THE REQUEST: Report how many lines below contain the word "Medical". Give only the number.

THE INPUT:
▼
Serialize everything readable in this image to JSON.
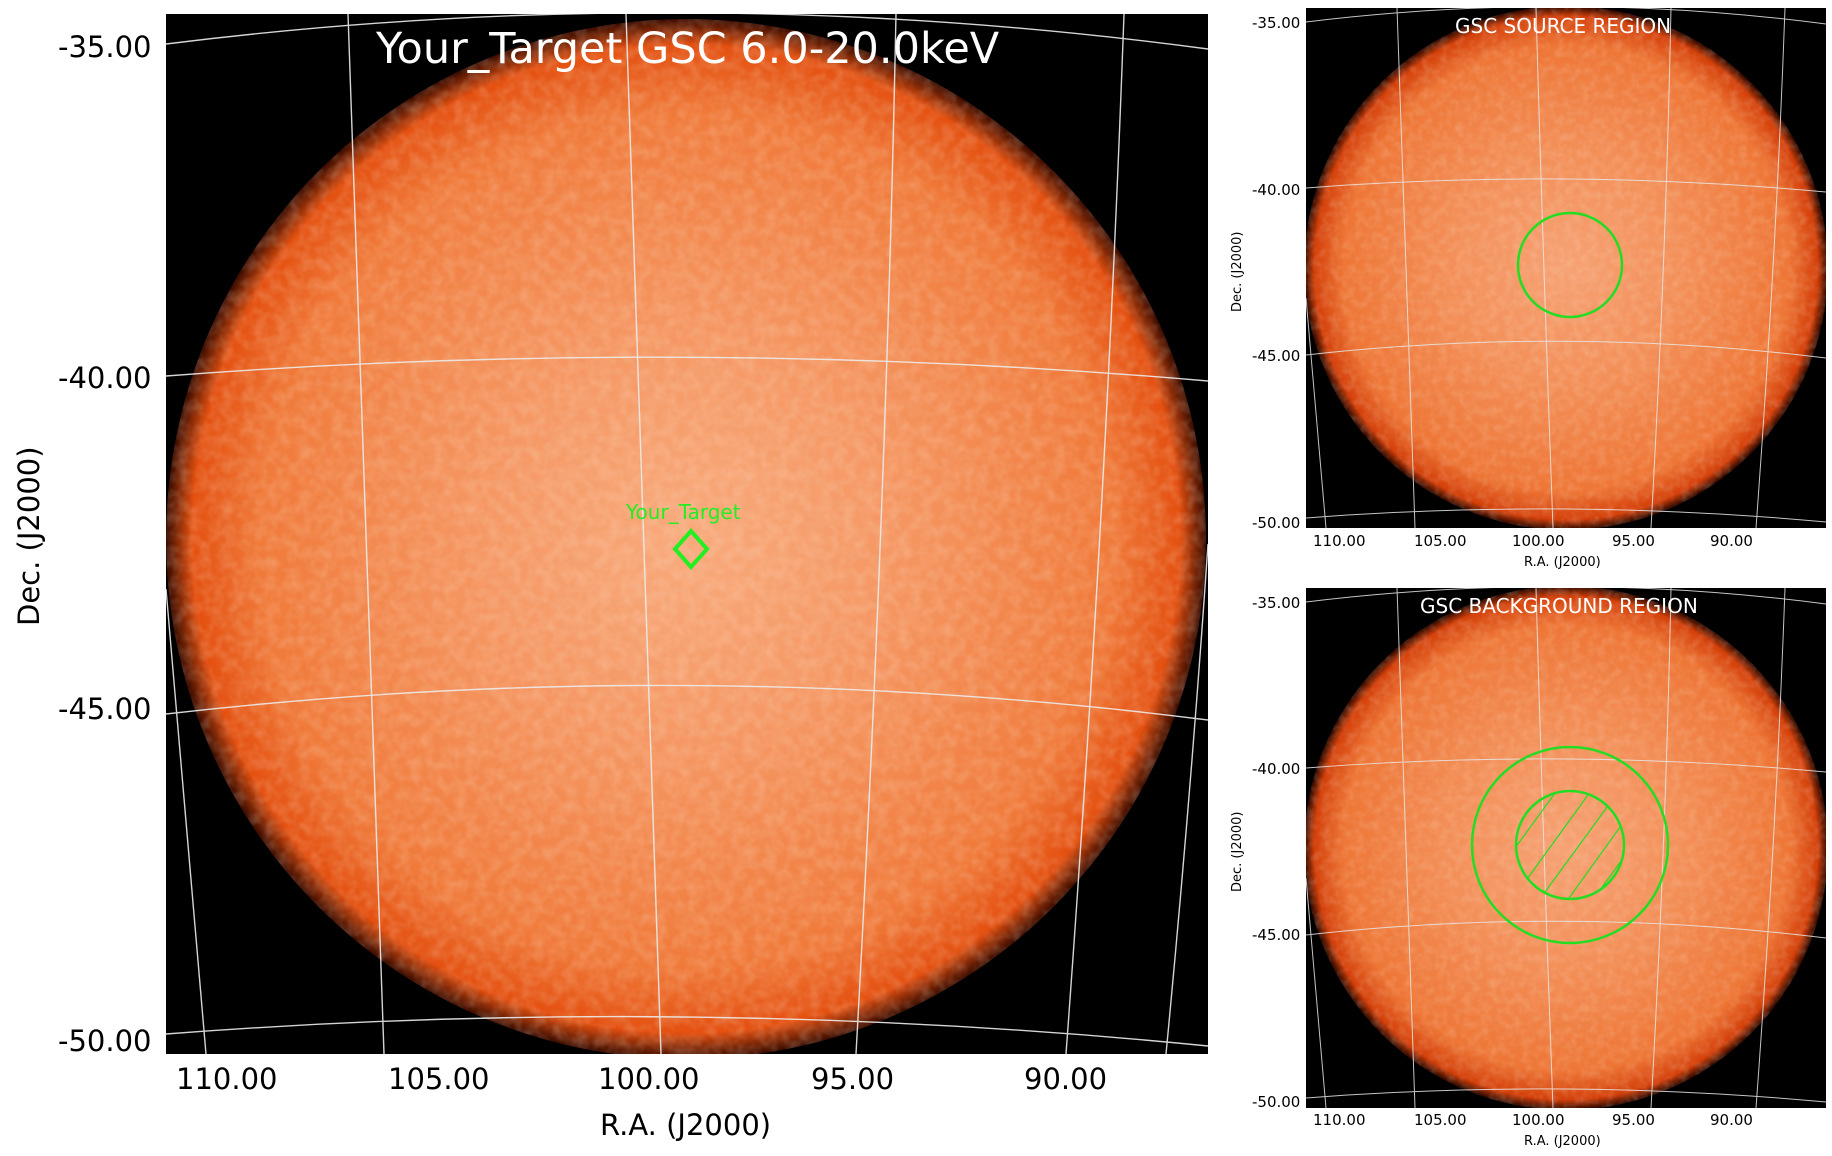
{
  "main": {
    "title": "Your_Target GSC 6.0-20.0keV",
    "marker_label": "Your_Target",
    "dec_ticks": [
      "-35.00",
      "-40.00",
      "-45.00",
      "-50.00"
    ],
    "ra_ticks": [
      "110.00",
      "105.00",
      "100.00",
      "95.00",
      "90.00"
    ],
    "xlabel": "R.A. (J2000)",
    "ylabel": "Dec. (J2000)"
  },
  "source_panel": {
    "title": "GSC SOURCE REGION",
    "dec_ticks": [
      "-35.00",
      "-40.00",
      "-45.00",
      "-50.00"
    ],
    "ra_ticks": [
      "110.00",
      "105.00",
      "100.00",
      "95.00",
      "90.00"
    ],
    "xlabel": "R.A. (J2000)",
    "ylabel": "Dec. (J2000)"
  },
  "background_panel": {
    "title": "GSC BACKGROUND REGION",
    "dec_ticks": [
      "-35.00",
      "-40.00",
      "-45.00",
      "-50.00"
    ],
    "ra_ticks": [
      "110.00",
      "105.00",
      "100.00",
      "95.00",
      "90.00"
    ],
    "xlabel": "R.A. (J2000)",
    "ylabel": "Dec. (J2000)"
  },
  "colors": {
    "image_bg": "#000000",
    "disk_center": "#f6a071",
    "disk_mid": "#f2803f",
    "disk_edge": "#e65312",
    "grid": "#e8e8e8",
    "region": "#22dd22",
    "title": "#ffffff"
  }
}
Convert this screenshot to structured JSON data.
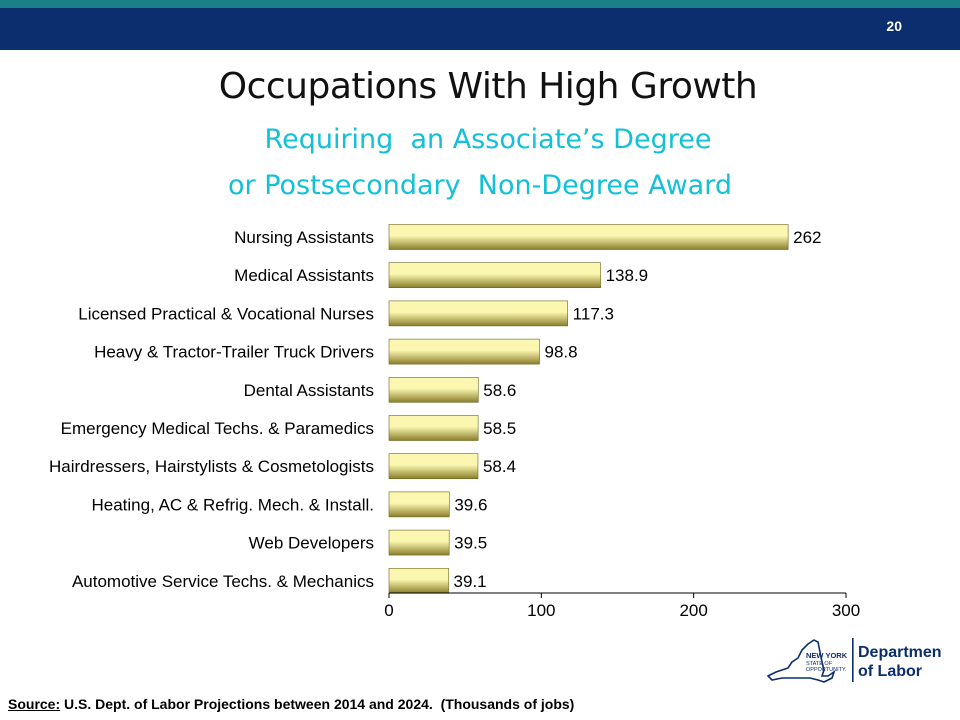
{
  "slide_number": "20",
  "title": "Occupations With High Growth",
  "subtitle_line1": "Requiring  an Associate’s Degree",
  "subtitle_line2": "or Postsecondary  Non-Degree Award",
  "chart_data": {
    "type": "bar",
    "orientation": "horizontal",
    "categories": [
      "Nursing Assistants",
      "Medical Assistants",
      "Licensed Practical & Vocational Nurses",
      "Heavy & Tractor-Trailer Truck Drivers",
      "Dental Assistants",
      "Emergency Medical Techs. & Paramedics",
      "Hairdressers, Hairstylists & Cosmetologists",
      "Heating, AC & Refrig. Mech. & Install.",
      "Web Developers",
      "Automotive Service Techs. & Mechanics"
    ],
    "values": [
      262,
      138.9,
      117.3,
      98.8,
      58.6,
      58.5,
      58.4,
      39.6,
      39.5,
      39.1
    ],
    "value_labels": [
      "262",
      "138.9",
      "117.3",
      "98.8",
      "58.6",
      "58.5",
      "58.4",
      "39.6",
      "39.5",
      "39.1"
    ],
    "xlim": [
      0,
      300
    ],
    "xticks": [
      0,
      100,
      200,
      300
    ],
    "grid": false,
    "bar_color_light": "#fbf7b0",
    "bar_color_dark": "#8a7e2a"
  },
  "source": {
    "label": "Source:",
    "text": " U.S. Dept. of Labor Projections between 2014 and 2024.  (Thousands of jobs)"
  },
  "logo": {
    "state_line1": "NEW YORK",
    "state_line2": "STATE OF",
    "state_line3": "OPPORTUNITY.",
    "dept_line1": "Department",
    "dept_line2": "of Labor",
    "color": "#0b2e6e",
    "icon": "new-york-state-outline-icon"
  }
}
▲
RESPONSE: 2